Extracted data entries:
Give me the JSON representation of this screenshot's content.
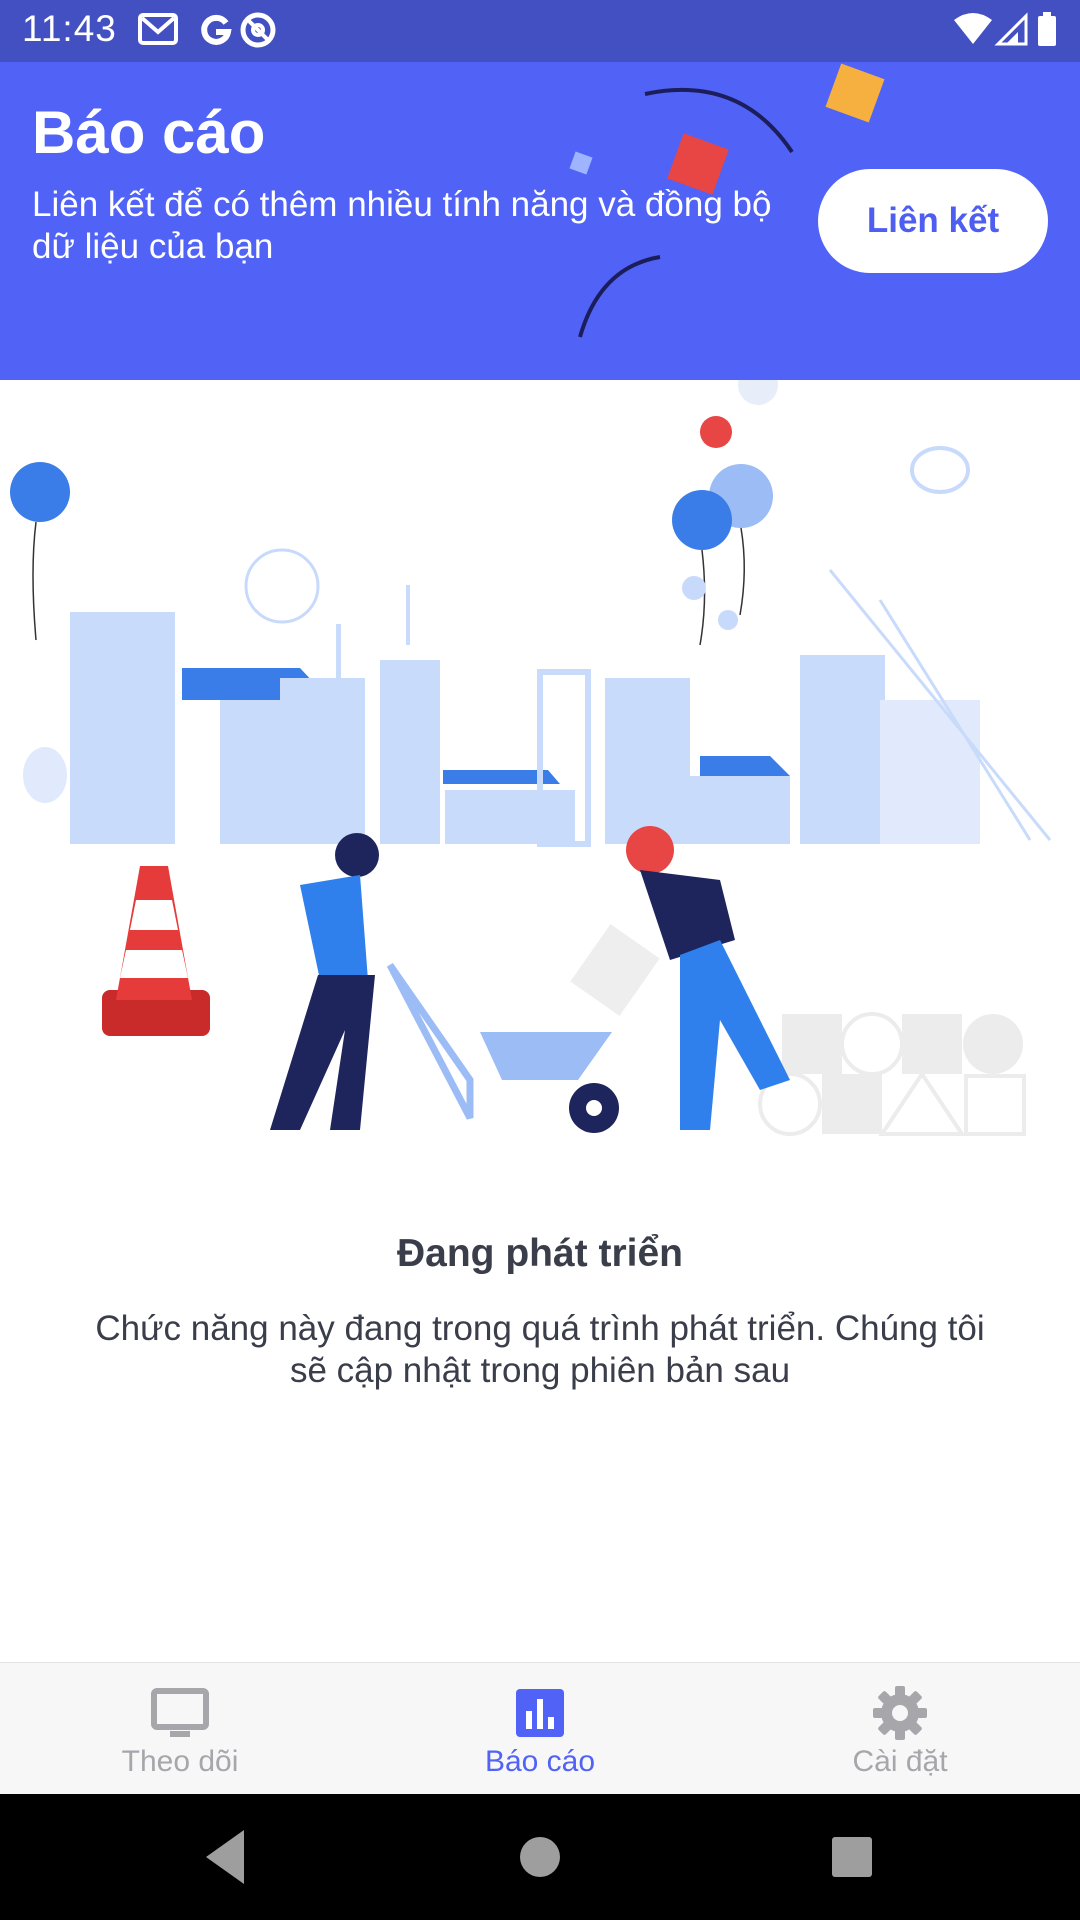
{
  "status_bar": {
    "time": "11:43",
    "left_icons": [
      "gmail-icon",
      "google-icon",
      "at-sign-icon"
    ],
    "right_icons": [
      "wifi-icon",
      "signal-icon",
      "battery-icon"
    ]
  },
  "header": {
    "title": "Báo cáo",
    "subtitle": "Liên kết để có thêm nhiều tính năng và đồng bộ dữ liệu của bạn",
    "link_button_label": "Liên kết",
    "background_color": "#5063f6"
  },
  "illustration": {
    "icon": "construction-city-illustration"
  },
  "empty_state": {
    "title": "Đang phát triển",
    "description": "Chức năng này đang trong quá trình phát triển. Chúng tôi sẽ cập nhật trong phiên bản sau"
  },
  "bottom_nav": {
    "items": [
      {
        "label": "Theo dõi",
        "icon": "monitor-icon",
        "active": false
      },
      {
        "label": "Báo cáo",
        "icon": "bar-chart-icon",
        "active": true
      },
      {
        "label": "Cài đặt",
        "icon": "gear-icon",
        "active": false
      }
    ],
    "active_color": "#5063f6",
    "inactive_color": "#a6a6ab"
  },
  "system_nav": {
    "buttons": [
      "back-icon",
      "home-icon",
      "recents-icon"
    ]
  }
}
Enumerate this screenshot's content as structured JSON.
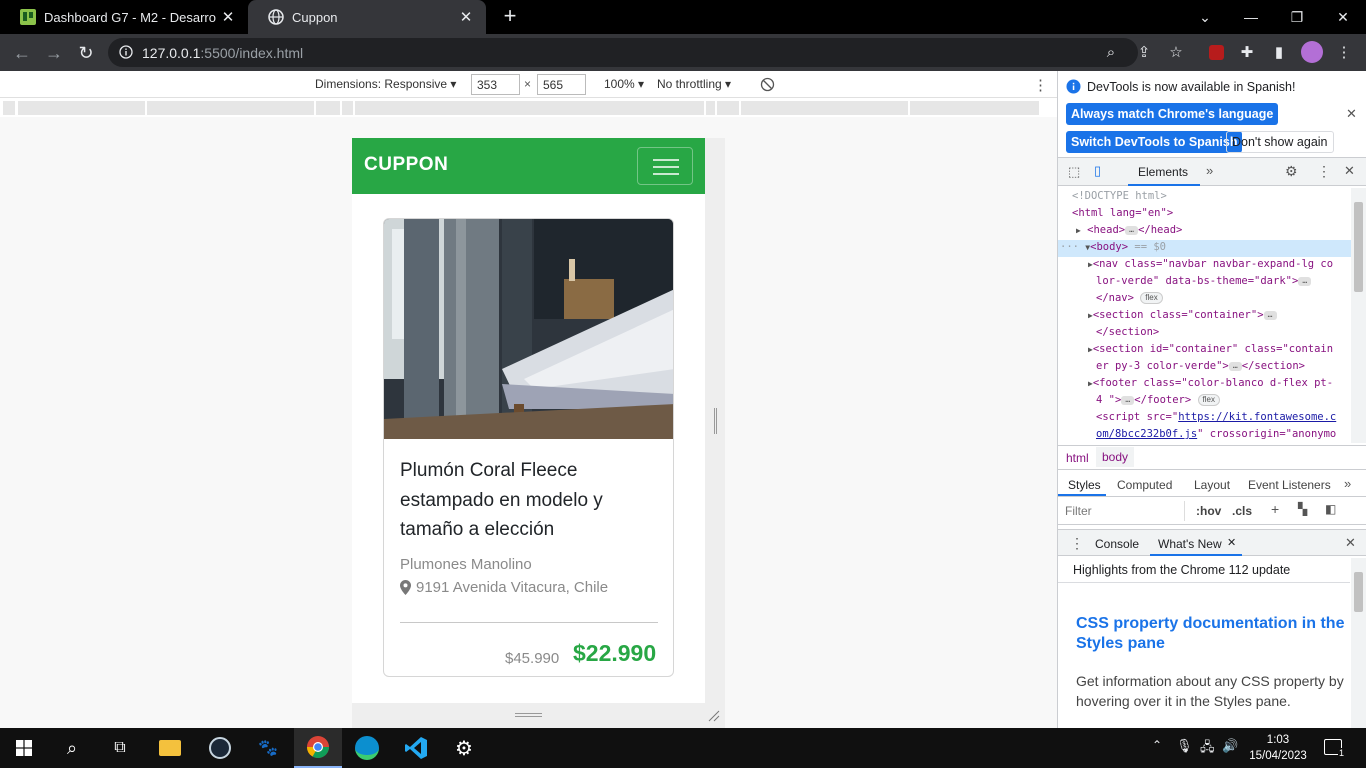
{
  "browser": {
    "tabs": [
      {
        "title": "Dashboard G7 - M2 - Desarrollo",
        "favicon": "trello-like-icon",
        "active": false
      },
      {
        "title": "Cuppon",
        "favicon": "globe-icon",
        "active": true
      }
    ],
    "new_tab": "+",
    "url_host": "127.0.0.1",
    "url_rest": ":5500/index.html"
  },
  "device_toolbar": {
    "dimensions_label": "Dimensions: Responsive",
    "width": "353",
    "times": "×",
    "height": "565",
    "zoom": "100%",
    "throttling": "No throttling"
  },
  "page": {
    "brand": "CUPPON",
    "colors": {
      "green": "#28a745"
    },
    "card": {
      "title": "Plumón Coral Fleece estampado en modelo y tamaño a elección",
      "company": "Plumones Manolino",
      "address": "9191 Avenida Vitacura, Chile",
      "old_price": "$45.990",
      "new_price": "$22.990"
    }
  },
  "devtools": {
    "notice": "DevTools is now available in Spanish!",
    "btn_match": "Always match Chrome's language",
    "btn_switch": "Switch DevTools to Spanish",
    "btn_dont": "Don't show again",
    "panel_tab": "Elements",
    "more": "»",
    "dom": {
      "doctype": "<!DOCTYPE html>",
      "html_open": "<html lang=\"en\">",
      "head": "<head>",
      "head_close": "</head>",
      "body": "<body>",
      "body_eq": "== $0",
      "nav_1": "<nav class=\"navbar navbar-expand-lg co",
      "nav_2": "lor-verde\" data-bs-theme=\"dark\">",
      "nav_close": "</nav>",
      "flex": "flex",
      "section_1": "<section class=\"container\">",
      "section_close": "</section>",
      "section2_1": "<section id=\"container\" class=\"contain",
      "section2_2": "er py-3 color-verde\">",
      "section2_close": "</section>",
      "footer_1": "<footer class=\"color-blanco d-flex pt-",
      "footer_2": "4 \">",
      "footer_close": "</footer>",
      "script_1": "<script src=\"",
      "script_link_1": "https://kit.fontawesome.c",
      "script_link_2": "om/8bcc232b0f.js",
      "script_2": "\" crossorigin=\"anonymo"
    },
    "breadcrumbs": [
      "html",
      "body"
    ],
    "style_tabs": [
      "Styles",
      "Computed",
      "Layout",
      "Event Listeners"
    ],
    "filter_placeholder": "Filter",
    "hov": ":hov",
    "cls": ".cls",
    "drawer_tabs": [
      "Console",
      "What's New"
    ],
    "whatsnew_heading": "Highlights from the Chrome 112 update",
    "whatsnew_title": "CSS property documentation in the Styles pane",
    "whatsnew_body": "Get information about any CSS property by hovering over it in the Styles pane."
  },
  "taskbar": {
    "time": "1:03",
    "date": "15/04/2023",
    "notifications": "1"
  }
}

* PROBLEM TO SOLVE *
Retype each line of the listing above word for word. Exclude the pictures.

* SOLUTION FOR THIS PROBLEM *
Give me the JSON representation of this screenshot's content.
{
  "status_bar": {
    "time": "11:43",
    "left_icons": [
      "gmail-icon",
      "google-icon",
      "at-sign-icon"
    ],
    "right_icons": [
      "wifi-icon",
      "signal-icon",
      "battery-icon"
    ]
  },
  "header": {
    "title": "Báo cáo",
    "subtitle": "Liên kết để có thêm nhiều tính năng và đồng bộ dữ liệu của bạn",
    "link_button_label": "Liên kết",
    "background_color": "#5063f6"
  },
  "illustration": {
    "icon": "construction-city-illustration"
  },
  "empty_state": {
    "title": "Đang phát triển",
    "description": "Chức năng này đang trong quá trình phát triển. Chúng tôi sẽ cập nhật trong phiên bản sau"
  },
  "bottom_nav": {
    "items": [
      {
        "label": "Theo dõi",
        "icon": "monitor-icon",
        "active": false
      },
      {
        "label": "Báo cáo",
        "icon": "bar-chart-icon",
        "active": true
      },
      {
        "label": "Cài đặt",
        "icon": "gear-icon",
        "active": false
      }
    ],
    "active_color": "#5063f6",
    "inactive_color": "#a6a6ab"
  },
  "system_nav": {
    "buttons": [
      "back-icon",
      "home-icon",
      "recents-icon"
    ]
  }
}
Enumerate this screenshot's content as structured JSON.
{
  "browser": {
    "tabs": [
      {
        "title": "Dashboard G7 - M2 - Desarrollo",
        "favicon": "trello-like-icon",
        "active": false
      },
      {
        "title": "Cuppon",
        "favicon": "globe-icon",
        "active": true
      }
    ],
    "new_tab": "+",
    "url_host": "127.0.0.1",
    "url_rest": ":5500/index.html"
  },
  "device_toolbar": {
    "dimensions_label": "Dimensions: Responsive",
    "width": "353",
    "times": "×",
    "height": "565",
    "zoom": "100%",
    "throttling": "No throttling"
  },
  "page": {
    "brand": "CUPPON",
    "colors": {
      "green": "#28a745"
    },
    "card": {
      "title": "Plumón Coral Fleece estampado en modelo y tamaño a elección",
      "company": "Plumones Manolino",
      "address": "9191 Avenida Vitacura, Chile",
      "old_price": "$45.990",
      "new_price": "$22.990"
    }
  },
  "devtools": {
    "notice": "DevTools is now available in Spanish!",
    "btn_match": "Always match Chrome's language",
    "btn_switch": "Switch DevTools to Spanish",
    "btn_dont": "Don't show again",
    "panel_tab": "Elements",
    "more": "»",
    "dom": {
      "doctype": "<!DOCTYPE html>",
      "html_open": "<html lang=\"en\">",
      "head": "<head>",
      "head_close": "</head>",
      "body": "<body>",
      "body_eq": "== $0",
      "nav_1": "<nav class=\"navbar navbar-expand-lg co",
      "nav_2": "lor-verde\" data-bs-theme=\"dark\">",
      "nav_close": "</nav>",
      "flex": "flex",
      "section_1": "<section class=\"container\">",
      "section_close": "</section>",
      "section2_1": "<section id=\"container\" class=\"contain",
      "section2_2": "er py-3 color-verde\">",
      "section2_close": "</section>",
      "footer_1": "<footer class=\"color-blanco d-flex pt-",
      "footer_2": "4 \">",
      "footer_close": "</footer>",
      "script_1": "<script src=\"",
      "script_link_1": "https://kit.fontawesome.c",
      "script_link_2": "om/8bcc232b0f.js",
      "script_2": "\" crossorigin=\"anonymo"
    },
    "breadcrumbs": [
      "html",
      "body"
    ],
    "style_tabs": [
      "Styles",
      "Computed",
      "Layout",
      "Event Listeners"
    ],
    "filter_placeholder": "Filter",
    "hov": ":hov",
    "cls": ".cls",
    "drawer_tabs": [
      "Console",
      "What's New"
    ],
    "whatsnew_heading": "Highlights from the Chrome 112 update",
    "whatsnew_title": "CSS property documentation in the Styles pane",
    "whatsnew_body": "Get information about any CSS property by hovering over it in the Styles pane."
  },
  "taskbar": {
    "time": "1:03",
    "date": "15/04/2023",
    "notifications": "1"
  }
}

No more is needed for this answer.